Instructions to follow = Would you quote the material below in full and unchanged?

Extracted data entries
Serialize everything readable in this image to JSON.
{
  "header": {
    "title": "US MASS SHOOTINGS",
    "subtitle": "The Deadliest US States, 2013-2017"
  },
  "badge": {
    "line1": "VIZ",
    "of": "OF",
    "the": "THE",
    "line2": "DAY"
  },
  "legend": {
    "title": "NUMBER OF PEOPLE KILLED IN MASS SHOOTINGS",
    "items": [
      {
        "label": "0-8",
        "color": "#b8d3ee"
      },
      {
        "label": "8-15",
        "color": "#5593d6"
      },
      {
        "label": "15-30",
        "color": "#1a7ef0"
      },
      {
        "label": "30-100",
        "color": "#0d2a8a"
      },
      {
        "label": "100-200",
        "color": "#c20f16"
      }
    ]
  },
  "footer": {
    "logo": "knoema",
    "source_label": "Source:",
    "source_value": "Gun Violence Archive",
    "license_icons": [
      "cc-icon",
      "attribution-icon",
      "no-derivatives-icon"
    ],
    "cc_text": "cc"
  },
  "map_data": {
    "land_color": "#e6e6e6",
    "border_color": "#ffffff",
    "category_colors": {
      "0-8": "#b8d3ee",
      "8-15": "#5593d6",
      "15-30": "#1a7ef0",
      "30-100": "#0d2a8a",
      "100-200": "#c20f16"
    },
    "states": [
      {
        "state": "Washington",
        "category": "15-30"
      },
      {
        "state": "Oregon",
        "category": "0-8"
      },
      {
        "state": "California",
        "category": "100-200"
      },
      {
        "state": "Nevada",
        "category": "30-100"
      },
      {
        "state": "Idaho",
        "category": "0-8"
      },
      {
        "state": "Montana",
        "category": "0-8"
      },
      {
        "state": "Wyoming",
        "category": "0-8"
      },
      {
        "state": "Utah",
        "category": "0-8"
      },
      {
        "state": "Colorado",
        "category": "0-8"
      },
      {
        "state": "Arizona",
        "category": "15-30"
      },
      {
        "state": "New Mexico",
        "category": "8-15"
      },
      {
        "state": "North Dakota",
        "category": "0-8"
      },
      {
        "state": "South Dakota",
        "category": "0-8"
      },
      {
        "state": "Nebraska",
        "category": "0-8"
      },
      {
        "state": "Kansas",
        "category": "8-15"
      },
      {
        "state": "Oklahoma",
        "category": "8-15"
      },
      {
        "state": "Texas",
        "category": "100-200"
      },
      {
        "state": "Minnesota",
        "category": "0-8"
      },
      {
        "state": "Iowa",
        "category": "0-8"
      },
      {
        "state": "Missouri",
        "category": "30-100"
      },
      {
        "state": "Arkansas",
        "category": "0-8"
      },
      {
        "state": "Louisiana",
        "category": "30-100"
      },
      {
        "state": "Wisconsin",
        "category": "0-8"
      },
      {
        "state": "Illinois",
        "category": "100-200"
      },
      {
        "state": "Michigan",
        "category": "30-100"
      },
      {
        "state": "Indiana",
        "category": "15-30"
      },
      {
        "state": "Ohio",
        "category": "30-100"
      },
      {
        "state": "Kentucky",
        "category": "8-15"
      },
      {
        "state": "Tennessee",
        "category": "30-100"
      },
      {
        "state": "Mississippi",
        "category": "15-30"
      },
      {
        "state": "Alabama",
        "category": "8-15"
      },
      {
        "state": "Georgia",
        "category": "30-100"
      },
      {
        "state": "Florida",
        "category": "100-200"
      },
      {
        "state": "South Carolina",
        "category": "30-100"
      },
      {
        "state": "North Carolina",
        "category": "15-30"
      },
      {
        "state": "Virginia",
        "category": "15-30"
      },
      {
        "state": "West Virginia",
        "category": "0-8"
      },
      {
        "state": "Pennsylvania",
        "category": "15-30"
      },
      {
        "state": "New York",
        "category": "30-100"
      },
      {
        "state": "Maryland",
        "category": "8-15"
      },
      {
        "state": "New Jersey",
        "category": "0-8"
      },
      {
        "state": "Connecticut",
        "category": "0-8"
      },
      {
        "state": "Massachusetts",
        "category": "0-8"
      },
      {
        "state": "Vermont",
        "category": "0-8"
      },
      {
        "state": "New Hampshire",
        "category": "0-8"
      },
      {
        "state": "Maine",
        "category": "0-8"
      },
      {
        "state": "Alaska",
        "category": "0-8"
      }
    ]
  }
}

Reply to the exercise =
Serialize everything readable in this image to JSON.
{
  "header": {
    "title": "US MASS SHOOTINGS",
    "subtitle": "The Deadliest US States, 2013-2017"
  },
  "badge": {
    "line1": "VIZ",
    "of": "OF",
    "the": "THE",
    "line2": "DAY"
  },
  "legend": {
    "title": "NUMBER OF PEOPLE KILLED IN MASS SHOOTINGS",
    "items": [
      {
        "label": "0-8",
        "color": "#b8d3ee"
      },
      {
        "label": "8-15",
        "color": "#5593d6"
      },
      {
        "label": "15-30",
        "color": "#1a7ef0"
      },
      {
        "label": "30-100",
        "color": "#0d2a8a"
      },
      {
        "label": "100-200",
        "color": "#c20f16"
      }
    ]
  },
  "footer": {
    "logo": "knoema",
    "source_label": "Source:",
    "source_value": "Gun Violence Archive",
    "license_icons": [
      "cc-icon",
      "attribution-icon",
      "no-derivatives-icon"
    ],
    "cc_text": "cc"
  },
  "map_data": {
    "land_color": "#e6e6e6",
    "border_color": "#ffffff",
    "category_colors": {
      "0-8": "#b8d3ee",
      "8-15": "#5593d6",
      "15-30": "#1a7ef0",
      "30-100": "#0d2a8a",
      "100-200": "#c20f16"
    },
    "states": [
      {
        "state": "Washington",
        "category": "15-30"
      },
      {
        "state": "Oregon",
        "category": "0-8"
      },
      {
        "state": "California",
        "category": "100-200"
      },
      {
        "state": "Nevada",
        "category": "30-100"
      },
      {
        "state": "Idaho",
        "category": "0-8"
      },
      {
        "state": "Montana",
        "category": "0-8"
      },
      {
        "state": "Wyoming",
        "category": "0-8"
      },
      {
        "state": "Utah",
        "category": "0-8"
      },
      {
        "state": "Colorado",
        "category": "0-8"
      },
      {
        "state": "Arizona",
        "category": "15-30"
      },
      {
        "state": "New Mexico",
        "category": "8-15"
      },
      {
        "state": "North Dakota",
        "category": "0-8"
      },
      {
        "state": "South Dakota",
        "category": "0-8"
      },
      {
        "state": "Nebraska",
        "category": "0-8"
      },
      {
        "state": "Kansas",
        "category": "8-15"
      },
      {
        "state": "Oklahoma",
        "category": "8-15"
      },
      {
        "state": "Texas",
        "category": "100-200"
      },
      {
        "state": "Minnesota",
        "category": "0-8"
      },
      {
        "state": "Iowa",
        "category": "0-8"
      },
      {
        "state": "Missouri",
        "category": "30-100"
      },
      {
        "state": "Arkansas",
        "category": "0-8"
      },
      {
        "state": "Louisiana",
        "category": "30-100"
      },
      {
        "state": "Wisconsin",
        "category": "0-8"
      },
      {
        "state": "Illinois",
        "category": "100-200"
      },
      {
        "state": "Michigan",
        "category": "30-100"
      },
      {
        "state": "Indiana",
        "category": "15-30"
      },
      {
        "state": "Ohio",
        "category": "30-100"
      },
      {
        "state": "Kentucky",
        "category": "8-15"
      },
      {
        "state": "Tennessee",
        "category": "30-100"
      },
      {
        "state": "Mississippi",
        "category": "15-30"
      },
      {
        "state": "Alabama",
        "category": "8-15"
      },
      {
        "state": "Georgia",
        "category": "30-100"
      },
      {
        "state": "Florida",
        "category": "100-200"
      },
      {
        "state": "South Carolina",
        "category": "30-100"
      },
      {
        "state": "North Carolina",
        "category": "15-30"
      },
      {
        "state": "Virginia",
        "category": "15-30"
      },
      {
        "state": "West Virginia",
        "category": "0-8"
      },
      {
        "state": "Pennsylvania",
        "category": "15-30"
      },
      {
        "state": "New York",
        "category": "30-100"
      },
      {
        "state": "Maryland",
        "category": "8-15"
      },
      {
        "state": "New Jersey",
        "category": "0-8"
      },
      {
        "state": "Connecticut",
        "category": "0-8"
      },
      {
        "state": "Massachusetts",
        "category": "0-8"
      },
      {
        "state": "Vermont",
        "category": "0-8"
      },
      {
        "state": "New Hampshire",
        "category": "0-8"
      },
      {
        "state": "Maine",
        "category": "0-8"
      },
      {
        "state": "Alaska",
        "category": "0-8"
      }
    ]
  }
}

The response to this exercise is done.